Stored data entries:
=======
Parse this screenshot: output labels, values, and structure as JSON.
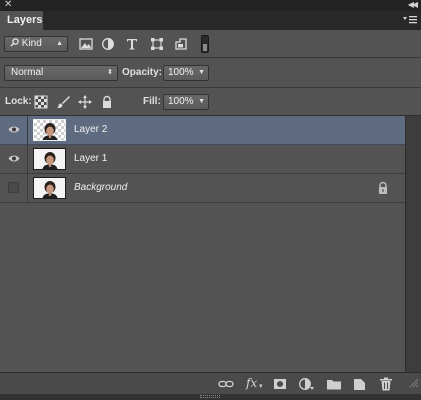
{
  "window": {
    "close_glyph": "✕",
    "collapse_glyph": "◀◀"
  },
  "tabs": [
    {
      "label": "Layers",
      "active": true
    }
  ],
  "filter": {
    "kind_label": "Kind",
    "icons": [
      "image-filter-icon",
      "adjustment-filter-icon",
      "type-filter-icon",
      "shape-filter-icon",
      "smart-object-filter-icon"
    ]
  },
  "blend": {
    "mode": "Normal",
    "opacity_label": "Opacity:",
    "opacity_value": "100%"
  },
  "lock": {
    "label": "Lock:",
    "icons": [
      "lock-transparent-pixels-icon",
      "lock-image-pixels-icon",
      "lock-position-icon",
      "lock-all-icon"
    ],
    "fill_label": "Fill:",
    "fill_value": "100%"
  },
  "layers": [
    {
      "name": "Layer 2",
      "visible": true,
      "selected": true,
      "transparent_bg": true,
      "locked": false
    },
    {
      "name": "Layer 1",
      "visible": true,
      "selected": false,
      "transparent_bg": false,
      "locked": false
    },
    {
      "name": "Background",
      "visible": false,
      "selected": false,
      "transparent_bg": false,
      "locked": true
    }
  ],
  "bottom_toolbar": {
    "buttons": [
      "link-layers-icon",
      "fx-icon",
      "layer-mask-icon",
      "adjustment-layer-icon",
      "group-folder-icon",
      "new-layer-icon",
      "delete-trash-icon"
    ],
    "fx_label": "fx"
  },
  "colors": {
    "panel_bg": "#535353",
    "selected_row": "#5e6b80",
    "header_bg": "#282828"
  }
}
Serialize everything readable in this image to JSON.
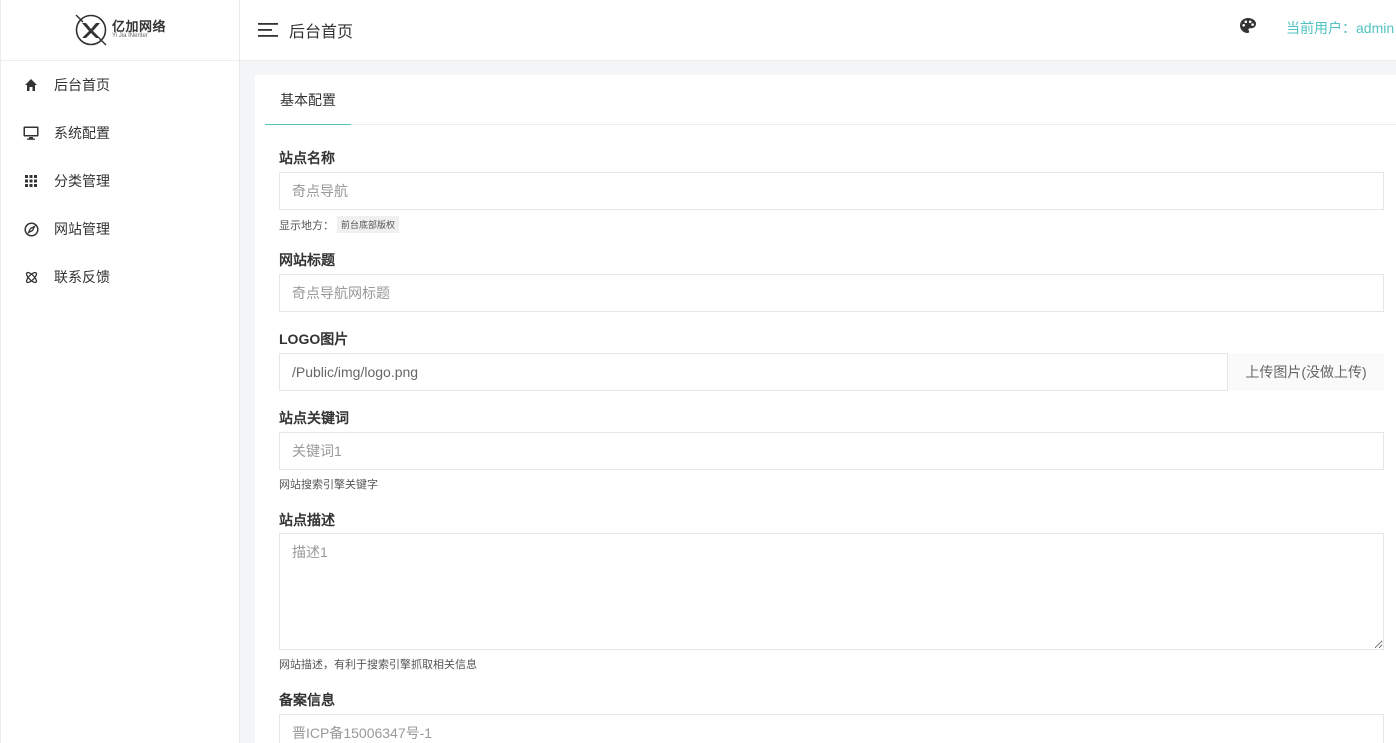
{
  "brand": {
    "name": "亿加网络",
    "sub": "Yi Jia INenter"
  },
  "header": {
    "title": "后台首页",
    "current_user": "当前用户：admin"
  },
  "sidebar": {
    "items": [
      {
        "label": "后台首页",
        "icon": "home-icon"
      },
      {
        "label": "系统配置",
        "icon": "monitor-icon"
      },
      {
        "label": "分类管理",
        "icon": "grid-icon"
      },
      {
        "label": "网站管理",
        "icon": "compass-icon"
      },
      {
        "label": "联系反馈",
        "icon": "atom-icon"
      }
    ]
  },
  "tabs": [
    {
      "label": "基本配置"
    }
  ],
  "form": {
    "site_name": {
      "label": "站点名称",
      "placeholder": "奇点导航",
      "help_prefix": "显示地方：",
      "help_badge": "前台底部版权"
    },
    "site_title": {
      "label": "网站标题",
      "placeholder": "奇点导航网标题"
    },
    "logo": {
      "label": "LOGO图片",
      "value": "/Public/img/logo.png",
      "upload_label": "上传图片(没做上传)"
    },
    "keywords": {
      "label": "站点关键词",
      "placeholder": "关键词1",
      "help": "网站搜索引擎关键字"
    },
    "description": {
      "label": "站点描述",
      "placeholder": "描述1",
      "help": "网站描述，有利于搜索引擎抓取相关信息"
    },
    "icp": {
      "label": "备案信息",
      "placeholder": "晋ICP备15006347号-1"
    }
  },
  "colors": {
    "accent": "#4fc3c2"
  }
}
=======
Report how many lines in these entries contain "true". Answer with the number only.

6